Data records

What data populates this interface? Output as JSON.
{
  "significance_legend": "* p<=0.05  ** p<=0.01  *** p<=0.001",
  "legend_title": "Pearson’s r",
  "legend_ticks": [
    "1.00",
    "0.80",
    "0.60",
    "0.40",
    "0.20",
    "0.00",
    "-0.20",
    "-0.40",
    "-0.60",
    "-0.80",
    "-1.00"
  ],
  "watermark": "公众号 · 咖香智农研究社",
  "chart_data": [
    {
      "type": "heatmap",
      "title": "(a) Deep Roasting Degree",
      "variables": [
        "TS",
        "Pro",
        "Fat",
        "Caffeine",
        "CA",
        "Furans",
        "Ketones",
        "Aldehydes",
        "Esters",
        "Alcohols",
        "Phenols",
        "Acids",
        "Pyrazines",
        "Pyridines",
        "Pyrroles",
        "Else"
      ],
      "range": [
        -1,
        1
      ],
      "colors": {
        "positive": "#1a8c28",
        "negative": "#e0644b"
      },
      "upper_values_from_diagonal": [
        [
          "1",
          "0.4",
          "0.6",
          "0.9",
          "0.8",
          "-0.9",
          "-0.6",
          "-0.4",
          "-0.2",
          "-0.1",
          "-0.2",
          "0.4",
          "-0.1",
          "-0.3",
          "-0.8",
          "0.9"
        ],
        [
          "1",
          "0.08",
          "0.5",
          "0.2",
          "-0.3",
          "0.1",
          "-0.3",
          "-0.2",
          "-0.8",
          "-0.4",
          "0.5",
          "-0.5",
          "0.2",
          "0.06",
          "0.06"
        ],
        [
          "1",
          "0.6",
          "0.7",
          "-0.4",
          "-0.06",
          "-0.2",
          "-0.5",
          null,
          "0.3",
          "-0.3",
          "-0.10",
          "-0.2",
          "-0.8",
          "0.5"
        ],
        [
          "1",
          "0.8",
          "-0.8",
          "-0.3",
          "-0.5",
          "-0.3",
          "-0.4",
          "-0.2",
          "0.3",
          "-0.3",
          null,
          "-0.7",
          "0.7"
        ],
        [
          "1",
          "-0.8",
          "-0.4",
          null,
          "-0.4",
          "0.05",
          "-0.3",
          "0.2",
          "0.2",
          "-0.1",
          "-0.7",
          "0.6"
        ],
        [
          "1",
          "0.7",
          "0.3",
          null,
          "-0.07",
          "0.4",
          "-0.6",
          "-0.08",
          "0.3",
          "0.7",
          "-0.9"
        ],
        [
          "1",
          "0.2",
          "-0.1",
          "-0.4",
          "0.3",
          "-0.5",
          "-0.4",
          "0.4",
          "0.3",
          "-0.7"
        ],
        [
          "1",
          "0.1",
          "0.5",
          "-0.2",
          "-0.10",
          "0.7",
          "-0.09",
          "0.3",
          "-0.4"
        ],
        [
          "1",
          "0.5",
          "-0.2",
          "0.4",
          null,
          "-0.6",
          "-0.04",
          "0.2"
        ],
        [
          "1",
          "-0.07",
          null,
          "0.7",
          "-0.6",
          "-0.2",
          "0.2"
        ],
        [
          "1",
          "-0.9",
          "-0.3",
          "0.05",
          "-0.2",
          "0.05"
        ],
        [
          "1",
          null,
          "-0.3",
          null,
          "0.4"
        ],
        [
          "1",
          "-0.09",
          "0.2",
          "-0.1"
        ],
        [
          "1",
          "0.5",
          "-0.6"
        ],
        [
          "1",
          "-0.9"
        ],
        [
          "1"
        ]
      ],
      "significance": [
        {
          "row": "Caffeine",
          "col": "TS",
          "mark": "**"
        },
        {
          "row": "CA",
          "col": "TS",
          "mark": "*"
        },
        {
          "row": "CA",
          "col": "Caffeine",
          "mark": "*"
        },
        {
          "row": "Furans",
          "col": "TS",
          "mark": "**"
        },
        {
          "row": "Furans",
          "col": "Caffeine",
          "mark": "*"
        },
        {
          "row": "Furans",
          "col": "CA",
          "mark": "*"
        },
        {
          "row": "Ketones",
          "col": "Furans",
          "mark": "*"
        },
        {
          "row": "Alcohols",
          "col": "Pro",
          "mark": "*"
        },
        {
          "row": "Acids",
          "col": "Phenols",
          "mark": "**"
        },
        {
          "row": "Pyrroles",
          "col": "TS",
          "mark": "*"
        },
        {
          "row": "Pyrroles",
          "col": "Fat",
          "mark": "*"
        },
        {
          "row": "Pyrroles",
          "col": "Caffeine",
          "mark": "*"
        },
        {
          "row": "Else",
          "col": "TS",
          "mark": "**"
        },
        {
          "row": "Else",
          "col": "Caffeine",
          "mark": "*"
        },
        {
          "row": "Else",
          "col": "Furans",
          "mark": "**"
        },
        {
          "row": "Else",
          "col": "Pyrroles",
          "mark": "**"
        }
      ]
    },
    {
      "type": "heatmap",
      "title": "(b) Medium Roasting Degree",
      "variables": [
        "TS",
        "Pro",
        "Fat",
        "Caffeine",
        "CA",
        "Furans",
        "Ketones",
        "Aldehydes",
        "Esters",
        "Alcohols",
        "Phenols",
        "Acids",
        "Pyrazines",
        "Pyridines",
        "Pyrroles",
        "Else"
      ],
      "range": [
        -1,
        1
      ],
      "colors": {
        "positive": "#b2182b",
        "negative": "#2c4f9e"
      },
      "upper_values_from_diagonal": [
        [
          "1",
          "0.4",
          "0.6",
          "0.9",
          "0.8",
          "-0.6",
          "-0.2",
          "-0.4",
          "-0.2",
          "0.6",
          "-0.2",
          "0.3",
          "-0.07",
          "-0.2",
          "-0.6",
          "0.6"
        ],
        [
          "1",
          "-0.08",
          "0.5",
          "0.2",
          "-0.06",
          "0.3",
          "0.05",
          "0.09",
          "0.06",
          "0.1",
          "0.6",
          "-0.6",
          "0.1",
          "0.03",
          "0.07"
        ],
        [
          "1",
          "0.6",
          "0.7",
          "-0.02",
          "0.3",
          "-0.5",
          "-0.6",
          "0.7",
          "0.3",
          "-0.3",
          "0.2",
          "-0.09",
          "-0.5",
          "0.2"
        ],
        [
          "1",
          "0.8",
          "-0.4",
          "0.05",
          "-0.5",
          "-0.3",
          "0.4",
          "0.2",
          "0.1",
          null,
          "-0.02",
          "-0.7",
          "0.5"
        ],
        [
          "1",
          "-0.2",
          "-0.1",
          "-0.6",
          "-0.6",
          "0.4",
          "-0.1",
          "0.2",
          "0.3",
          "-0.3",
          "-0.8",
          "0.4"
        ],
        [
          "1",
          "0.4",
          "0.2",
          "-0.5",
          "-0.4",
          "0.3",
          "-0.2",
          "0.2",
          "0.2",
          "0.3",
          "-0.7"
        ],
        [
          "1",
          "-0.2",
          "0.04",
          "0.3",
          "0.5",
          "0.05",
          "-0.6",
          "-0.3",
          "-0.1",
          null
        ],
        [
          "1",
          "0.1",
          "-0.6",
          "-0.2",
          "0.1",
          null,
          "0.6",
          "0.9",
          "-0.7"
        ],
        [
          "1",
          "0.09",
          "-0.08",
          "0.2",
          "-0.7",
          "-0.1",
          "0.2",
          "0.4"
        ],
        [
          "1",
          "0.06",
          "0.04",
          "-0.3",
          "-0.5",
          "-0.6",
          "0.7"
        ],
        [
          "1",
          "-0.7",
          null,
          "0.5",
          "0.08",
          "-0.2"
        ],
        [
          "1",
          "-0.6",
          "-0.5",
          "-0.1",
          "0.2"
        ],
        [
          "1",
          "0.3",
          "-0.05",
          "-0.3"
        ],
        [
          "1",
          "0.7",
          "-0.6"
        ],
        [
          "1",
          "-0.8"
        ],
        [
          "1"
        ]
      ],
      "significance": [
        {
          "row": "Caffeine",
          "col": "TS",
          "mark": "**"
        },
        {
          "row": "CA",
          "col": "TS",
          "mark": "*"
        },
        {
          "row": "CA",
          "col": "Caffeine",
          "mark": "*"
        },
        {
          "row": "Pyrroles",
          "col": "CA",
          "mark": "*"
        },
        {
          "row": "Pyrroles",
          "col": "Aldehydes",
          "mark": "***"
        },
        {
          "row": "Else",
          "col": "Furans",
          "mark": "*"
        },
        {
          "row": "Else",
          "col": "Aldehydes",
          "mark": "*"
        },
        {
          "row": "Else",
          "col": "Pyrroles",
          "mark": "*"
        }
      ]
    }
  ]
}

■ Task brief: Copy in full each line that holds the word "Roasting".

■ Solution for this problem:
      "title": "(a) Deep Roasting Degree",
      "title": "(b) Medium Roasting Degree",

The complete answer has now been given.